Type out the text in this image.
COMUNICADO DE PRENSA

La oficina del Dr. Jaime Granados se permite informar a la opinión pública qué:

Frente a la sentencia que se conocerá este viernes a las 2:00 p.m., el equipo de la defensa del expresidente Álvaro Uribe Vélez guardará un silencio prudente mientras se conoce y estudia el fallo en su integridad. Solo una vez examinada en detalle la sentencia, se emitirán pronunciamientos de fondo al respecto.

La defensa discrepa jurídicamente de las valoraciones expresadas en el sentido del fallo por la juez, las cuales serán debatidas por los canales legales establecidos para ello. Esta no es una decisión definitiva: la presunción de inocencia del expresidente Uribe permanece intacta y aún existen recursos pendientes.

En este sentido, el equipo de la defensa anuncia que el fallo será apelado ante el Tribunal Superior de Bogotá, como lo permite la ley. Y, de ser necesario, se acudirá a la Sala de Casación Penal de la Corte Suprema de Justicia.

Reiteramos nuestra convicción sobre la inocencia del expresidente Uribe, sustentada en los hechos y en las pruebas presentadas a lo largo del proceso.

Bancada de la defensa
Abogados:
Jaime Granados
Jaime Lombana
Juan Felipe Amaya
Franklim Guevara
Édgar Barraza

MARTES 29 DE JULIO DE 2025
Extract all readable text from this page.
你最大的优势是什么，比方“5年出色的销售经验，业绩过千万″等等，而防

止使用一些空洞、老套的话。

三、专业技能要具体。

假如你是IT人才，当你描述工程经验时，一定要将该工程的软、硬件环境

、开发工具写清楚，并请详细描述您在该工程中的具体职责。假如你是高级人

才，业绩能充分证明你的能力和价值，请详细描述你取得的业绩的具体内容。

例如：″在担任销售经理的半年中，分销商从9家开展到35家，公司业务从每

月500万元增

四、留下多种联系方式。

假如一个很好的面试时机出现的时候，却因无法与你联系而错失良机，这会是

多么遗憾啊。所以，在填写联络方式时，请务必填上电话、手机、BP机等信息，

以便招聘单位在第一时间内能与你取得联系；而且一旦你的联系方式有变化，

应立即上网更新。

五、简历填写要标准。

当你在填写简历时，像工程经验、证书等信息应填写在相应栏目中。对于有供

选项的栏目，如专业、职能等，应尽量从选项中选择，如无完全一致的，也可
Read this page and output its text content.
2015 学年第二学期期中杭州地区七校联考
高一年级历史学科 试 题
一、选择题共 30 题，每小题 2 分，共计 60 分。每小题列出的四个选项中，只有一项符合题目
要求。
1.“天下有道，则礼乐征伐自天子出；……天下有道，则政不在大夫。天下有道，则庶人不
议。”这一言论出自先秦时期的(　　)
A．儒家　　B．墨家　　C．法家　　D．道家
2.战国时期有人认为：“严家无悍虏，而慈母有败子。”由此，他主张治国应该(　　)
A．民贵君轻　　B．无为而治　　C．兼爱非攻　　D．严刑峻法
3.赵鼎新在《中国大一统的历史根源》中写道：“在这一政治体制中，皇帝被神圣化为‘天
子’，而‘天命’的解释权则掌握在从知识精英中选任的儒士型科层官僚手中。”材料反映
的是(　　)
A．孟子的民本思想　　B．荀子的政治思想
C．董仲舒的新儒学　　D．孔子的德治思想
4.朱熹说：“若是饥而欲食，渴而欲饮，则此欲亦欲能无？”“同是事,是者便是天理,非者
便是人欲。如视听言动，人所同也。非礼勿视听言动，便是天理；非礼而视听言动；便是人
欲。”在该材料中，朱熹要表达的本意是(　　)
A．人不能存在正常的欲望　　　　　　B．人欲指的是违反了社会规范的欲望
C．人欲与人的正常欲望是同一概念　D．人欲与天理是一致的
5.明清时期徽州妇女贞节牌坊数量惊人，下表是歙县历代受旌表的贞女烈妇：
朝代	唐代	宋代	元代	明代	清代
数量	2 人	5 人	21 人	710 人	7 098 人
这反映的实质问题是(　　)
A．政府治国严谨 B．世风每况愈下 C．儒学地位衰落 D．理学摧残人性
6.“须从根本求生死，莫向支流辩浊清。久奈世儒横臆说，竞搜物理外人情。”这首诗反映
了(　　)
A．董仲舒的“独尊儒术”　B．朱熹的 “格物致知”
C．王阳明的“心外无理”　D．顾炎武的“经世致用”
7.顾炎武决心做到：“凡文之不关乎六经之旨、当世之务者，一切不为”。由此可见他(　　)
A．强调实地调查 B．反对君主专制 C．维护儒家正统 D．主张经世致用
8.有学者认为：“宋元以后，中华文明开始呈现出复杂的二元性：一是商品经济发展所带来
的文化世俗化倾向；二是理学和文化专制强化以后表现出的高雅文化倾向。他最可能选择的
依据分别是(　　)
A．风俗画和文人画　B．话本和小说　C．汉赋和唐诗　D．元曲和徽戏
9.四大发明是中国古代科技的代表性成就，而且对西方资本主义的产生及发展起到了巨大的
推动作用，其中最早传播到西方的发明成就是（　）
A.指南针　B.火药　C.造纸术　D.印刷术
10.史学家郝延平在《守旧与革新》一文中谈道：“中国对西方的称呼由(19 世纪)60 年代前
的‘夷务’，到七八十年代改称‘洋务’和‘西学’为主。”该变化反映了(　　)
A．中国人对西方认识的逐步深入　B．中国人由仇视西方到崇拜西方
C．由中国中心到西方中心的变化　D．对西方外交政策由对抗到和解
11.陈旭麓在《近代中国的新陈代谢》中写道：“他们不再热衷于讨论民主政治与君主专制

## [Exercise]
Here, the records must be output exactly and in full.

## [Solution to the problem]
Type out the text in this image.
COMUNICADO DE PRENSA

La oficina del Dr. Jaime Granados se permite informar a la opinión pública qué:

Frente a la sentencia que se conocerá este viernes a las 2:00 p.m., el equipo de la defensa del expresidente Álvaro Uribe Vélez guardará un silencio prudente mientras se conoce y estudia el fallo en su integridad. Solo una vez examinada en detalle la sentencia, se emitirán pronunciamientos de fondo al respecto.

La defensa discrepa jurídicamente de las valoraciones expresadas en el sentido del fallo por la juez, las cuales serán debatidas por los canales legales establecidos para ello. Esta no es una decisión definitiva: la presunción de inocencia del expresidente Uribe permanece intacta y aún existen recursos pendientes.

En este sentido, el equipo de la defensa anuncia que el fallo será apelado ante el Tribunal Superior de Bogotá, como lo permite la ley. Y, de ser necesario, se acudirá a la Sala de Casación Penal de la Corte Suprema de Justicia.

Reiteramos nuestra convicción sobre la inocencia del expresidente Uribe, sustentada en los hechos y en las pruebas presentadas a lo largo del proceso.

Bancada de la defensa
Abogados:
Jaime Granados
Jaime Lombana
Juan Felipe Amaya
Franklim Guevara
Édgar Barraza

MARTES 29 DE JULIO DE 2025
Extract all readable text from this page.
你最大的优势是什么，比方“5年出色的销售经验，业绩过千万″等等，而防

止使用一些空洞、老套的话。

三、专业技能要具体。

假如你是IT人才，当你描述工程经验时，一定要将该工程的软、硬件环境

、开发工具写清楚，并请详细描述您在该工程中的具体职责。假如你是高级人

才，业绩能充分证明你的能力和价值，请详细描述你取得的业绩的具体内容。

例如：″在担任销售经理的半年中，分销商从9家开展到35家，公司业务从每

月500万元增

四、留下多种联系方式。

假如一个很好的面试时机出现的时候，却因无法与你联系而错失良机，这会是

多么遗憾啊。所以，在填写联络方式时，请务必填上电话、手机、BP机等信息，

以便招聘单位在第一时间内能与你取得联系；而且一旦你的联系方式有变化，

应立即上网更新。

五、简历填写要标准。

当你在填写简历时，像工程经验、证书等信息应填写在相应栏目中。对于有供

选项的栏目，如专业、职能等，应尽量从选项中选择，如无完全一致的，也可
Read this page and output its text content.
2015 学年第二学期期中杭州地区七校联考
高一年级历史学科 试 题
一、选择题共 30 题，每小题 2 分，共计 60 分。每小题列出的四个选项中，只有一项符合题目
要求。
1.“天下有道，则礼乐征伐自天子出；……天下有道，则政不在大夫。天下有道，则庶人不
议。”这一言论出自先秦时期的(　　)
A．儒家　　B．墨家　　C．法家　　D．道家
2.战国时期有人认为：“严家无悍虏，而慈母有败子。”由此，他主张治国应该(　　)
A．民贵君轻　　B．无为而治　　C．兼爱非攻　　D．严刑峻法
3.赵鼎新在《中国大一统的历史根源》中写道：“在这一政治体制中，皇帝被神圣化为‘天
子’，而‘天命’的解释权则掌握在从知识精英中选任的儒士型科层官僚手中。”材料反映
的是(　　)
A．孟子的民本思想　　B．荀子的政治思想
C．董仲舒的新儒学　　D．孔子的德治思想
4.朱熹说：“若是饥而欲食，渴而欲饮，则此欲亦欲能无？”“同是事,是者便是天理,非者
便是人欲。如视听言动，人所同也。非礼勿视听言动，便是天理；非礼而视听言动；便是人
欲。”在该材料中，朱熹要表达的本意是(　　)
A．人不能存在正常的欲望　　　　　　B．人欲指的是违反了社会规范的欲望
C．人欲与人的正常欲望是同一概念　D．人欲与天理是一致的
5.明清时期徽州妇女贞节牌坊数量惊人，下表是歙县历代受旌表的贞女烈妇：
朝代	唐代	宋代	元代	明代	清代
数量	2 人	5 人	21 人	710 人	7 098 人
这反映的实质问题是(　　)
A．政府治国严谨 B．世风每况愈下 C．儒学地位衰落 D．理学摧残人性
6.“须从根本求生死，莫向支流辩浊清。久奈世儒横臆说，竞搜物理外人情。”这首诗反映
了(　　)
A．董仲舒的“独尊儒术”　B．朱熹的 “格物致知”
C．王阳明的“心外无理”　D．顾炎武的“经世致用”
7.顾炎武决心做到：“凡文之不关乎六经之旨、当世之务者，一切不为”。由此可见他(　　)
A．强调实地调查 B．反对君主专制 C．维护儒家正统 D．主张经世致用
8.有学者认为：“宋元以后，中华文明开始呈现出复杂的二元性：一是商品经济发展所带来
的文化世俗化倾向；二是理学和文化专制强化以后表现出的高雅文化倾向。他最可能选择的
依据分别是(　　)
A．风俗画和文人画　B．话本和小说　C．汉赋和唐诗　D．元曲和徽戏
9.四大发明是中国古代科技的代表性成就，而且对西方资本主义的产生及发展起到了巨大的
推动作用，其中最早传播到西方的发明成就是（　）
A.指南针　B.火药　C.造纸术　D.印刷术
10.史学家郝延平在《守旧与革新》一文中谈道：“中国对西方的称呼由(19 世纪)60 年代前
的‘夷务’，到七八十年代改称‘洋务’和‘西学’为主。”该变化反映了(　　)
A．中国人对西方认识的逐步深入　B．中国人由仇视西方到崇拜西方
C．由中国中心到西方中心的变化　D．对西方外交政策由对抗到和解
11.陈旭麓在《近代中国的新陈代谢》中写道：“他们不再热衷于讨论民主政治与君主专制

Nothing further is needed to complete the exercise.